Aim of the exercise: Each entry below must be repeated exactly, with pictures left out.

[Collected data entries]
--------------------
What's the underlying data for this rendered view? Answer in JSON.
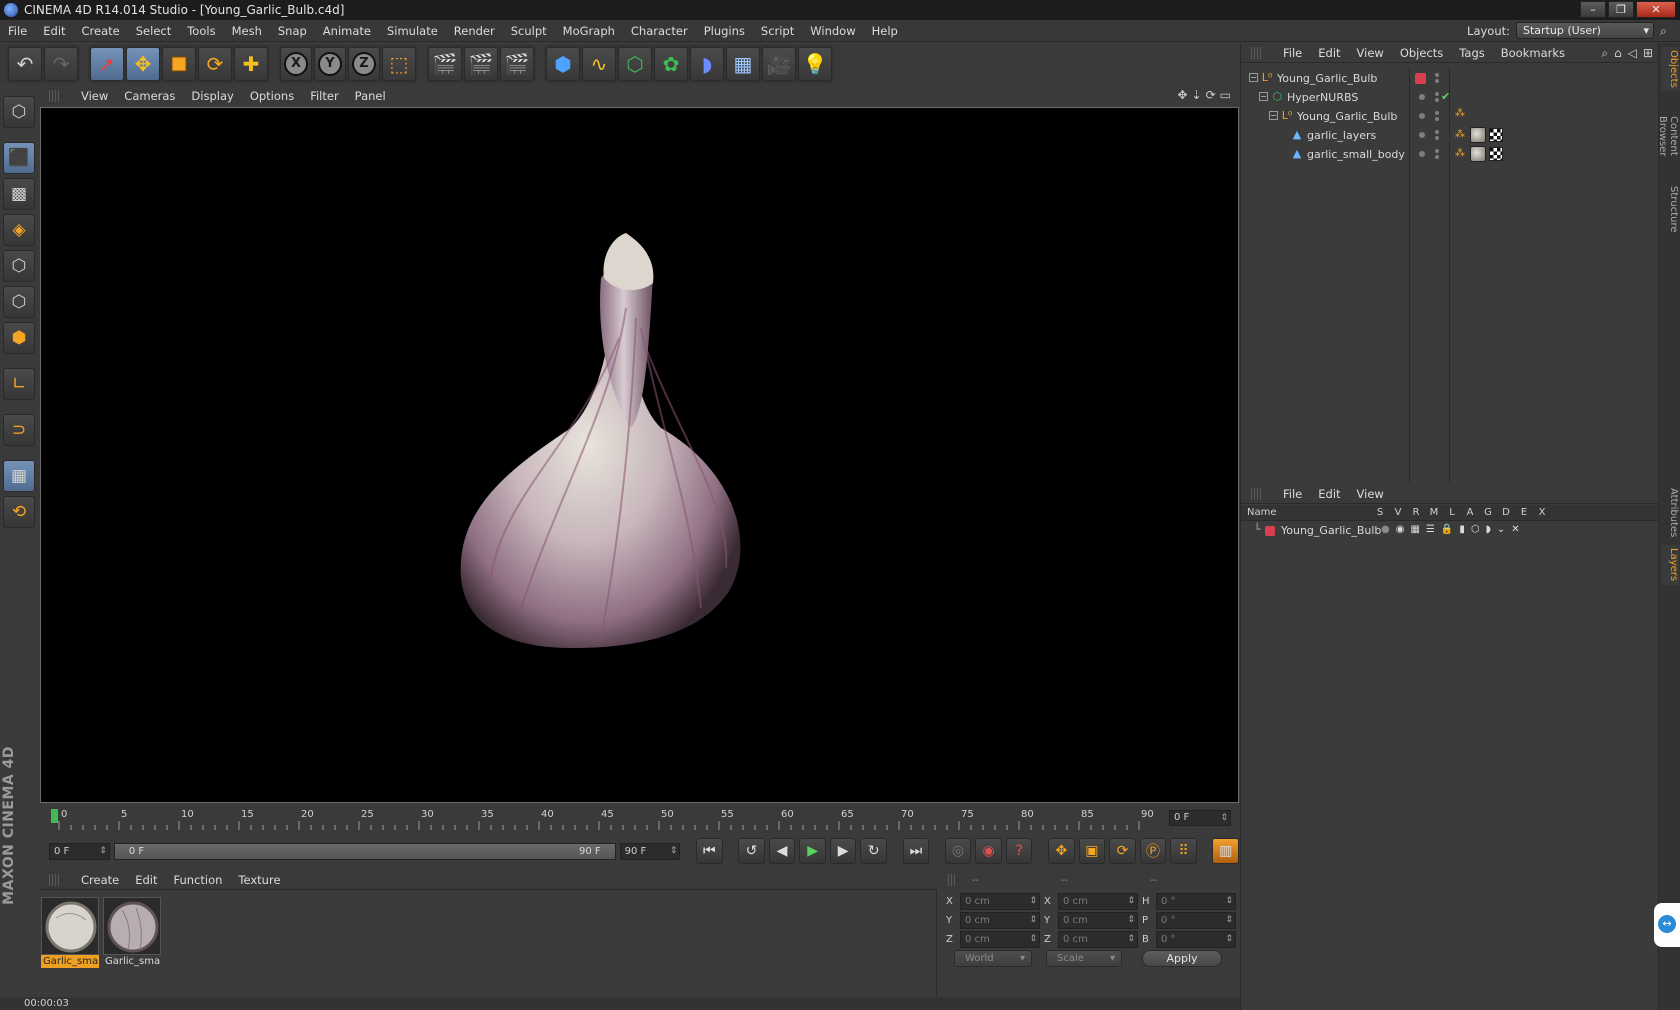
{
  "window": {
    "title": "CINEMA 4D R14.014 Studio - [Young_Garlic_Bulb.c4d]",
    "buttons": [
      "–",
      "❐",
      "✕"
    ]
  },
  "menu": [
    "File",
    "Edit",
    "Create",
    "Select",
    "Tools",
    "Mesh",
    "Snap",
    "Animate",
    "Simulate",
    "Render",
    "Sculpt",
    "MoGraph",
    "Character",
    "Plugins",
    "Script",
    "Window",
    "Help"
  ],
  "layout": {
    "label": "Layout:",
    "value": "Startup (User)"
  },
  "toolbar": {
    "undo": "undo-icon",
    "redo": "redo-icon",
    "tools": [
      "live-selection-icon",
      "move-icon",
      "scale-icon",
      "rotate-icon",
      "add-object-icon"
    ],
    "axes": [
      "X",
      "Y",
      "Z"
    ],
    "coord_system": "world-coordinates-icon",
    "render": [
      "render-view-icon",
      "render-picture-viewer-icon",
      "edit-render-settings-icon"
    ],
    "objects": [
      "cube-icon",
      "spline-pen-icon",
      "nurbs-icon",
      "array-icon",
      "deformer-icon",
      "floor-icon",
      "camera-icon",
      "light-icon"
    ]
  },
  "viewport": {
    "menu": [
      "View",
      "Cameras",
      "Display",
      "Options",
      "Filter",
      "Panel"
    ]
  },
  "timeline": {
    "ticks": [
      "0",
      "5",
      "10",
      "15",
      "20",
      "25",
      "30",
      "35",
      "40",
      "45",
      "50",
      "55",
      "60",
      "65",
      "70",
      "75",
      "80",
      "85",
      "90"
    ],
    "current_frame": "0 F"
  },
  "playback": {
    "start": "0 F",
    "range_start": "0 F",
    "range_end": "90 F",
    "end": "90 F"
  },
  "materials": {
    "menu": [
      "Create",
      "Edit",
      "Function",
      "Texture"
    ],
    "items": [
      {
        "label": "Garlic_smal",
        "selected": true
      },
      {
        "label": "Garlic_smal",
        "selected": false
      }
    ]
  },
  "coordinates": {
    "headers": [
      "--",
      "--",
      "--"
    ],
    "rows": [
      {
        "a": "X",
        "av": "0 cm",
        "b": "X",
        "bv": "0 cm",
        "c": "H",
        "cv": "0 °"
      },
      {
        "a": "Y",
        "av": "0 cm",
        "b": "Y",
        "bv": "0 cm",
        "c": "P",
        "cv": "0 °"
      },
      {
        "a": "Z",
        "av": "0 cm",
        "b": "Z",
        "bv": "0 cm",
        "c": "B",
        "cv": "0 °"
      }
    ],
    "space": "World",
    "mode": "Scale",
    "apply": "Apply"
  },
  "status": {
    "time": "00:00:03"
  },
  "objects_panel": {
    "menu": [
      "File",
      "Edit",
      "View",
      "Objects",
      "Tags",
      "Bookmarks"
    ],
    "tree": [
      {
        "name": "Young_Garlic_Bulb",
        "depth": 0,
        "icon": "null-object-icon"
      },
      {
        "name": "HyperNURBS",
        "depth": 1,
        "icon": "hypernurbs-icon"
      },
      {
        "name": "Young_Garlic_Bulb",
        "depth": 2,
        "icon": "null-object-icon"
      },
      {
        "name": "garlic_layers",
        "depth": 3,
        "icon": "polygon-object-icon"
      },
      {
        "name": "garlic_small_body",
        "depth": 3,
        "icon": "polygon-object-icon"
      }
    ]
  },
  "layers_panel": {
    "menu": [
      "File",
      "Edit",
      "View"
    ],
    "columns": [
      "Name",
      "S",
      "V",
      "R",
      "M",
      "L",
      "A",
      "G",
      "D",
      "E",
      "X"
    ],
    "row": "Young_Garlic_Bulb"
  },
  "side_tabs": [
    "Objects",
    "Content Browser",
    "Structure",
    "Attributes",
    "Layers"
  ],
  "brand": "MAXON CINEMA 4D",
  "colors": {
    "accent": "#f0a020",
    "active_tool": "#5f7ea6",
    "layer": "#d9404e"
  }
}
--------------------
Output for this task:
What's the underlying data for this rendered view? Answer in JSON.
{
  "window": {
    "title": "CINEMA 4D R14.014 Studio - [Young_Garlic_Bulb.c4d]",
    "buttons": [
      "–",
      "❐",
      "✕"
    ]
  },
  "menu": [
    "File",
    "Edit",
    "Create",
    "Select",
    "Tools",
    "Mesh",
    "Snap",
    "Animate",
    "Simulate",
    "Render",
    "Sculpt",
    "MoGraph",
    "Character",
    "Plugins",
    "Script",
    "Window",
    "Help"
  ],
  "layout": {
    "label": "Layout:",
    "value": "Startup (User)"
  },
  "toolbar": {
    "undo": "undo-icon",
    "redo": "redo-icon",
    "tools": [
      "live-selection-icon",
      "move-icon",
      "scale-icon",
      "rotate-icon",
      "add-object-icon"
    ],
    "axes": [
      "X",
      "Y",
      "Z"
    ],
    "coord_system": "world-coordinates-icon",
    "render": [
      "render-view-icon",
      "render-picture-viewer-icon",
      "edit-render-settings-icon"
    ],
    "objects": [
      "cube-icon",
      "spline-pen-icon",
      "nurbs-icon",
      "array-icon",
      "deformer-icon",
      "floor-icon",
      "camera-icon",
      "light-icon"
    ]
  },
  "viewport": {
    "menu": [
      "View",
      "Cameras",
      "Display",
      "Options",
      "Filter",
      "Panel"
    ]
  },
  "timeline": {
    "ticks": [
      "0",
      "5",
      "10",
      "15",
      "20",
      "25",
      "30",
      "35",
      "40",
      "45",
      "50",
      "55",
      "60",
      "65",
      "70",
      "75",
      "80",
      "85",
      "90"
    ],
    "current_frame": "0 F"
  },
  "playback": {
    "start": "0 F",
    "range_start": "0 F",
    "range_end": "90 F",
    "end": "90 F"
  },
  "materials": {
    "menu": [
      "Create",
      "Edit",
      "Function",
      "Texture"
    ],
    "items": [
      {
        "label": "Garlic_smal",
        "selected": true
      },
      {
        "label": "Garlic_smal",
        "selected": false
      }
    ]
  },
  "coordinates": {
    "headers": [
      "--",
      "--",
      "--"
    ],
    "rows": [
      {
        "a": "X",
        "av": "0 cm",
        "b": "X",
        "bv": "0 cm",
        "c": "H",
        "cv": "0 °"
      },
      {
        "a": "Y",
        "av": "0 cm",
        "b": "Y",
        "bv": "0 cm",
        "c": "P",
        "cv": "0 °"
      },
      {
        "a": "Z",
        "av": "0 cm",
        "b": "Z",
        "bv": "0 cm",
        "c": "B",
        "cv": "0 °"
      }
    ],
    "space": "World",
    "mode": "Scale",
    "apply": "Apply"
  },
  "status": {
    "time": "00:00:03"
  },
  "objects_panel": {
    "menu": [
      "File",
      "Edit",
      "View",
      "Objects",
      "Tags",
      "Bookmarks"
    ],
    "tree": [
      {
        "name": "Young_Garlic_Bulb",
        "depth": 0,
        "icon": "null-object-icon"
      },
      {
        "name": "HyperNURBS",
        "depth": 1,
        "icon": "hypernurbs-icon"
      },
      {
        "name": "Young_Garlic_Bulb",
        "depth": 2,
        "icon": "null-object-icon"
      },
      {
        "name": "garlic_layers",
        "depth": 3,
        "icon": "polygon-object-icon"
      },
      {
        "name": "garlic_small_body",
        "depth": 3,
        "icon": "polygon-object-icon"
      }
    ]
  },
  "layers_panel": {
    "menu": [
      "File",
      "Edit",
      "View"
    ],
    "columns": [
      "Name",
      "S",
      "V",
      "R",
      "M",
      "L",
      "A",
      "G",
      "D",
      "E",
      "X"
    ],
    "row": "Young_Garlic_Bulb"
  },
  "side_tabs": [
    "Objects",
    "Content Browser",
    "Structure",
    "Attributes",
    "Layers"
  ],
  "brand": "MAXON CINEMA 4D",
  "colors": {
    "accent": "#f0a020",
    "active_tool": "#5f7ea6",
    "layer": "#d9404e"
  }
}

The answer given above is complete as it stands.